### Instructions for the task:
What is the number of lines in these records that hold the word "Transferrin"? Reply with that number alone.

(Provided records begins)

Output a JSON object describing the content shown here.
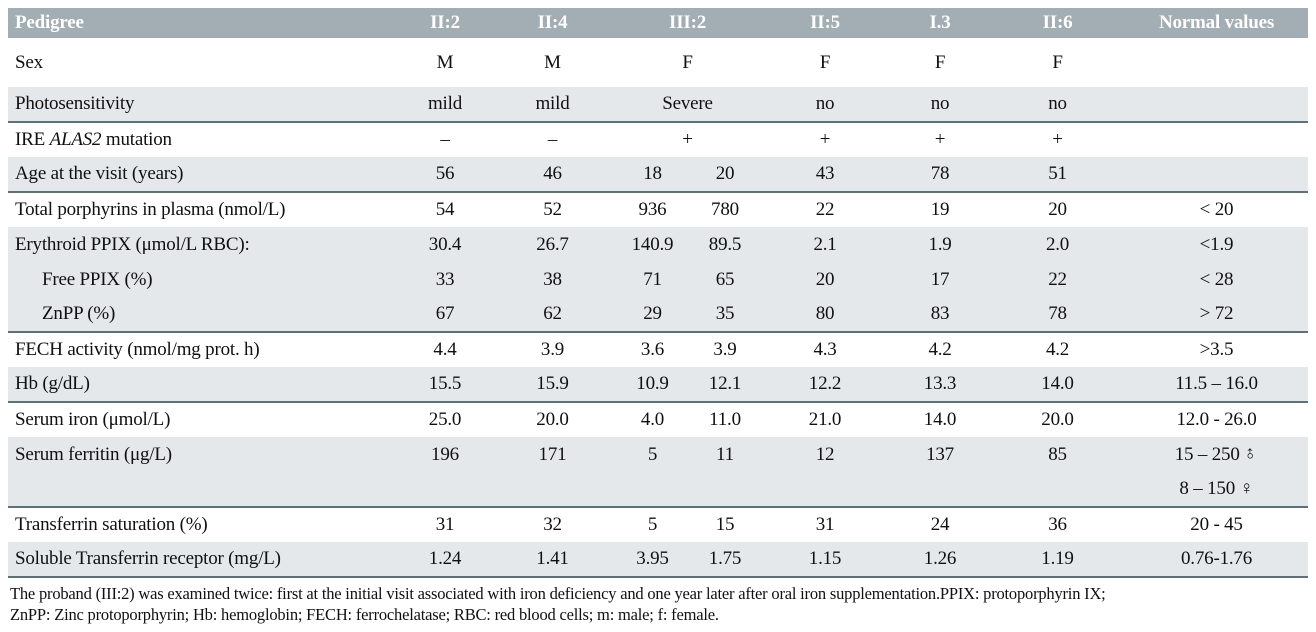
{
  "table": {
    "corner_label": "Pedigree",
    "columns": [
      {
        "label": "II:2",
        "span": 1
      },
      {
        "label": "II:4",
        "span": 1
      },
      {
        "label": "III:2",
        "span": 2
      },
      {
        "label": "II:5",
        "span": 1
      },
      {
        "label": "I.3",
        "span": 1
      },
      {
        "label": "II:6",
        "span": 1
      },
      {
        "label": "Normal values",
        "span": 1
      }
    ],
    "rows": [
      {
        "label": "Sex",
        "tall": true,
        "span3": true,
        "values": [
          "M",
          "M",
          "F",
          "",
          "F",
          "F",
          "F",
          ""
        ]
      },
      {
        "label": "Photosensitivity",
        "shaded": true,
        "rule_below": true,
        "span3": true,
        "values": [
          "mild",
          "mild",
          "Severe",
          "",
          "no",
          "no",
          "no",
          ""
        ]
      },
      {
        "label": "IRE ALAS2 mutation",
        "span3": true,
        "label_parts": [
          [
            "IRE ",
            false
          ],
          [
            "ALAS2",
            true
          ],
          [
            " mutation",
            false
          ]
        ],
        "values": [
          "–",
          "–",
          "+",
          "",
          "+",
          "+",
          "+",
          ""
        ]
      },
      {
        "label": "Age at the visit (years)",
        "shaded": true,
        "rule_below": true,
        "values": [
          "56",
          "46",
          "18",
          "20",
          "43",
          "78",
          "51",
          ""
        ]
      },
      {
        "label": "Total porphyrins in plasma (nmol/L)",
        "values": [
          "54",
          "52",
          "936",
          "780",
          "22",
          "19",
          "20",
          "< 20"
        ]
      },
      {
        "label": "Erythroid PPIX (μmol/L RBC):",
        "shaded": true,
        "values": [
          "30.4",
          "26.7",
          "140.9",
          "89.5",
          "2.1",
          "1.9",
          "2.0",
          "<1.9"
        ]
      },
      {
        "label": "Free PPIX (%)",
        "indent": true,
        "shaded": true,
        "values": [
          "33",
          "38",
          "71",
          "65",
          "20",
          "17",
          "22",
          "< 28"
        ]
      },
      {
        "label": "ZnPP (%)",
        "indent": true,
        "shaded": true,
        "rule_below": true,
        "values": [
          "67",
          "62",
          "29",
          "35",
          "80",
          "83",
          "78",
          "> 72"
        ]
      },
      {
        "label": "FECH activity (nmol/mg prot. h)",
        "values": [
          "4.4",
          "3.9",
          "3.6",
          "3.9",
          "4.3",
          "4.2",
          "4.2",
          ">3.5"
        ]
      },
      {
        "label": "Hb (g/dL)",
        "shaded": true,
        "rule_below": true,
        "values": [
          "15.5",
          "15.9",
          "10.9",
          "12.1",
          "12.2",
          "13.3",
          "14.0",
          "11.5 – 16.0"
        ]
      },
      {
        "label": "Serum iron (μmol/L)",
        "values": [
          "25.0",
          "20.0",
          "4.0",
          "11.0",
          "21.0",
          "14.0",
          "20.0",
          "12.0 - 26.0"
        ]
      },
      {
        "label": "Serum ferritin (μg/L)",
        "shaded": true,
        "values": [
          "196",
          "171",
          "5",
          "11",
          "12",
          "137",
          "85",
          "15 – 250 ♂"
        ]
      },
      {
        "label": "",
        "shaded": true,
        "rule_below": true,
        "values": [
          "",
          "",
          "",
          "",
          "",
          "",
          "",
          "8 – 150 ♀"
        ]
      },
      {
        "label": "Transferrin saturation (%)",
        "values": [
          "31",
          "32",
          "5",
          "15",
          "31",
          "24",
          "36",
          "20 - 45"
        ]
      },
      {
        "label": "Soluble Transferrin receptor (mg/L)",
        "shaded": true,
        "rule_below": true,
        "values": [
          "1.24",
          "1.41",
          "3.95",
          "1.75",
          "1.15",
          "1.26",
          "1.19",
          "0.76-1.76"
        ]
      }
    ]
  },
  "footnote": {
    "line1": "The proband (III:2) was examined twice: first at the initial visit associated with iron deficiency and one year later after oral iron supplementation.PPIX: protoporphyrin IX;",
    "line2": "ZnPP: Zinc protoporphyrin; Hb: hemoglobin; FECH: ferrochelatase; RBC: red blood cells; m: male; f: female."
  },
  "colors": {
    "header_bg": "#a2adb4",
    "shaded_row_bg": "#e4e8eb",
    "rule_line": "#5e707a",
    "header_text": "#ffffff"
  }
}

(Provided records ends)

### Answer box:
2